THE EXERCISE -
Write the records below out again exactly as given, with no images.

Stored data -
-*-
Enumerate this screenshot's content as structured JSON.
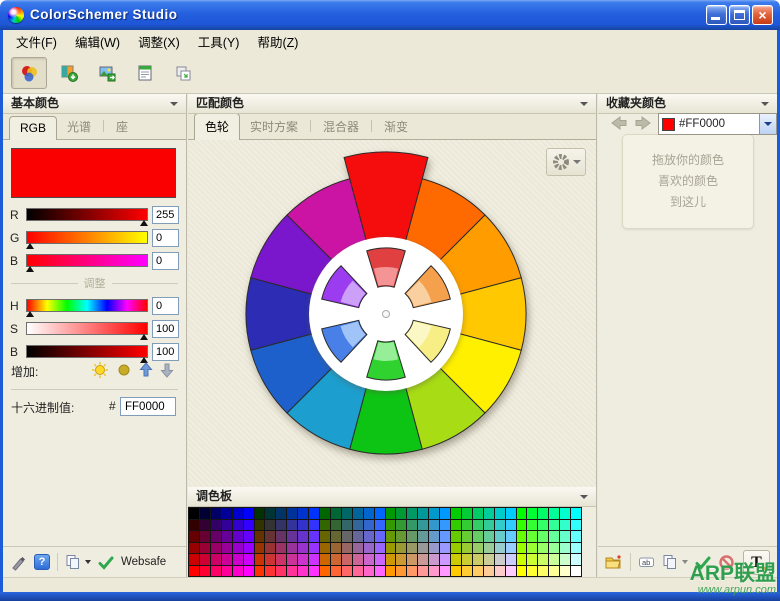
{
  "window": {
    "title": "ColorSchemer Studio"
  },
  "menu": {
    "items": [
      "文件(F)",
      "编辑(W)",
      "调整(X)",
      "工具(Y)",
      "帮助(Z)"
    ]
  },
  "toolbar": {
    "button_icons": [
      "color-wheel-icon",
      "palette-export-icon",
      "image-export-icon",
      "report-icon",
      "duplicate-icon"
    ],
    "active_button": 0,
    "color_combo": {
      "value": "#FF0000",
      "swatch_color": "#FF0000"
    }
  },
  "left_panel": {
    "header": "基本颜色",
    "tabs": [
      "RGB",
      "光谱",
      "座"
    ],
    "active_tab": "RGB",
    "preview_color": "#FA0000",
    "rgb_sliders": [
      {
        "label": "R",
        "value": 255,
        "max": 255,
        "stops": [
          "#000000",
          "#FF0000"
        ]
      },
      {
        "label": "G",
        "value": 0,
        "max": 255,
        "stops": [
          "#FF0000",
          "#FFFF00"
        ]
      },
      {
        "label": "B",
        "value": 0,
        "max": 255,
        "stops": [
          "#FF0000",
          "#FF00FF"
        ]
      }
    ],
    "adjust_label": "调整",
    "hsb_sliders": [
      {
        "label": "H",
        "value": 0,
        "max": 359,
        "stops": [
          "#FF0000",
          "#FFFF00",
          "#00FF00",
          "#00FFFF",
          "#0000FF",
          "#FF00FF",
          "#FF0000"
        ]
      },
      {
        "label": "S",
        "value": 100,
        "max": 100,
        "stops": [
          "#FFFFFF",
          "#FF0000"
        ]
      },
      {
        "label": "B",
        "value": 100,
        "max": 100,
        "stops": [
          "#000000",
          "#FF0000"
        ]
      }
    ],
    "increase_label": "增加:",
    "increase_icons": [
      "brighten-sun-icon",
      "darken-sun-icon",
      "saturate-up-arrow-icon",
      "desaturate-down-arrow-icon"
    ],
    "hex_label": "十六进制值:",
    "hex_prefix": "#",
    "hex_value": "FF0000",
    "bottom_icons": [
      "eyedropper-pencil-icon",
      "help-icon",
      "copy-icon",
      "websafe-check-icon"
    ],
    "websafe_label": "Websafe"
  },
  "center_panel": {
    "header": "匹配颜色",
    "tabs": [
      "色轮",
      "实时方案",
      "混合器",
      "渐变"
    ],
    "active_tab": "色轮",
    "scheme_button_icon": "scheme-wheel-icon",
    "palette_header": "调色板"
  },
  "right_panel": {
    "header": "收藏夹颜色",
    "drop_hint_lines": [
      "拖放你的颜色",
      "喜欢的颜色",
      "到这儿"
    ],
    "bottom_icons": [
      "open-folder-icon",
      "rename-ab-icon",
      "copy-icon",
      "check-icon",
      "block-icon",
      "text-tool-icon"
    ]
  },
  "wheel": {
    "selected_segment": 0,
    "outer_segments": [
      "#F50D0D",
      "#FF6A00",
      "#FF9C00",
      "#FFC800",
      "#FFF000",
      "#A8DC14",
      "#0DC414",
      "#1C9FCE",
      "#1D60CC",
      "#2C2CB4",
      "#7A16CC",
      "#CC14A4"
    ],
    "inner_wedges": [
      {
        "main": "#E04040",
        "light": "#F49494"
      },
      {
        "main": "#F5A04C",
        "light": "#FAD0A0"
      },
      {
        "main": "#F8EE86",
        "light": "#FCF8C6"
      },
      {
        "main": "#30D230",
        "light": "#96EE96"
      },
      {
        "main": "#4880E8",
        "light": "#A0C4F8"
      },
      {
        "main": "#9C3CF0",
        "light": "#CCA0F8"
      }
    ]
  },
  "palette": {
    "hex_steps": [
      "00",
      "33",
      "66",
      "99",
      "CC",
      "FF"
    ],
    "rows": 6,
    "cols": 36,
    "row_channel": "R",
    "col_major_channel": "G",
    "col_minor_channel": "B"
  },
  "watermark": {
    "line1": "ARP联盟",
    "line2": "www.arpun.com"
  }
}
-*-
PROBLEM SOLUTION -
Enumerate this screenshot's content as structured JSON.
{
  "window": {
    "title": "ColorSchemer Studio"
  },
  "menu": {
    "items": [
      "文件(F)",
      "编辑(W)",
      "调整(X)",
      "工具(Y)",
      "帮助(Z)"
    ]
  },
  "toolbar": {
    "button_icons": [
      "color-wheel-icon",
      "palette-export-icon",
      "image-export-icon",
      "report-icon",
      "duplicate-icon"
    ],
    "active_button": 0,
    "color_combo": {
      "value": "#FF0000",
      "swatch_color": "#FF0000"
    }
  },
  "left_panel": {
    "header": "基本颜色",
    "tabs": [
      "RGB",
      "光谱",
      "座"
    ],
    "active_tab": "RGB",
    "preview_color": "#FA0000",
    "rgb_sliders": [
      {
        "label": "R",
        "value": 255,
        "max": 255,
        "stops": [
          "#000000",
          "#FF0000"
        ]
      },
      {
        "label": "G",
        "value": 0,
        "max": 255,
        "stops": [
          "#FF0000",
          "#FFFF00"
        ]
      },
      {
        "label": "B",
        "value": 0,
        "max": 255,
        "stops": [
          "#FF0000",
          "#FF00FF"
        ]
      }
    ],
    "adjust_label": "调整",
    "hsb_sliders": [
      {
        "label": "H",
        "value": 0,
        "max": 359,
        "stops": [
          "#FF0000",
          "#FFFF00",
          "#00FF00",
          "#00FFFF",
          "#0000FF",
          "#FF00FF",
          "#FF0000"
        ]
      },
      {
        "label": "S",
        "value": 100,
        "max": 100,
        "stops": [
          "#FFFFFF",
          "#FF0000"
        ]
      },
      {
        "label": "B",
        "value": 100,
        "max": 100,
        "stops": [
          "#000000",
          "#FF0000"
        ]
      }
    ],
    "increase_label": "增加:",
    "increase_icons": [
      "brighten-sun-icon",
      "darken-sun-icon",
      "saturate-up-arrow-icon",
      "desaturate-down-arrow-icon"
    ],
    "hex_label": "十六进制值:",
    "hex_prefix": "#",
    "hex_value": "FF0000",
    "bottom_icons": [
      "eyedropper-pencil-icon",
      "help-icon",
      "copy-icon",
      "websafe-check-icon"
    ],
    "websafe_label": "Websafe"
  },
  "center_panel": {
    "header": "匹配颜色",
    "tabs": [
      "色轮",
      "实时方案",
      "混合器",
      "渐变"
    ],
    "active_tab": "色轮",
    "scheme_button_icon": "scheme-wheel-icon",
    "palette_header": "调色板"
  },
  "right_panel": {
    "header": "收藏夹颜色",
    "drop_hint_lines": [
      "拖放你的颜色",
      "喜欢的颜色",
      "到这儿"
    ],
    "bottom_icons": [
      "open-folder-icon",
      "rename-ab-icon",
      "copy-icon",
      "check-icon",
      "block-icon",
      "text-tool-icon"
    ]
  },
  "wheel": {
    "selected_segment": 0,
    "outer_segments": [
      "#F50D0D",
      "#FF6A00",
      "#FF9C00",
      "#FFC800",
      "#FFF000",
      "#A8DC14",
      "#0DC414",
      "#1C9FCE",
      "#1D60CC",
      "#2C2CB4",
      "#7A16CC",
      "#CC14A4"
    ],
    "inner_wedges": [
      {
        "main": "#E04040",
        "light": "#F49494"
      },
      {
        "main": "#F5A04C",
        "light": "#FAD0A0"
      },
      {
        "main": "#F8EE86",
        "light": "#FCF8C6"
      },
      {
        "main": "#30D230",
        "light": "#96EE96"
      },
      {
        "main": "#4880E8",
        "light": "#A0C4F8"
      },
      {
        "main": "#9C3CF0",
        "light": "#CCA0F8"
      }
    ]
  },
  "palette": {
    "hex_steps": [
      "00",
      "33",
      "66",
      "99",
      "CC",
      "FF"
    ],
    "rows": 6,
    "cols": 36,
    "row_channel": "R",
    "col_major_channel": "G",
    "col_minor_channel": "B"
  },
  "watermark": {
    "line1": "ARP联盟",
    "line2": "www.arpun.com"
  }
}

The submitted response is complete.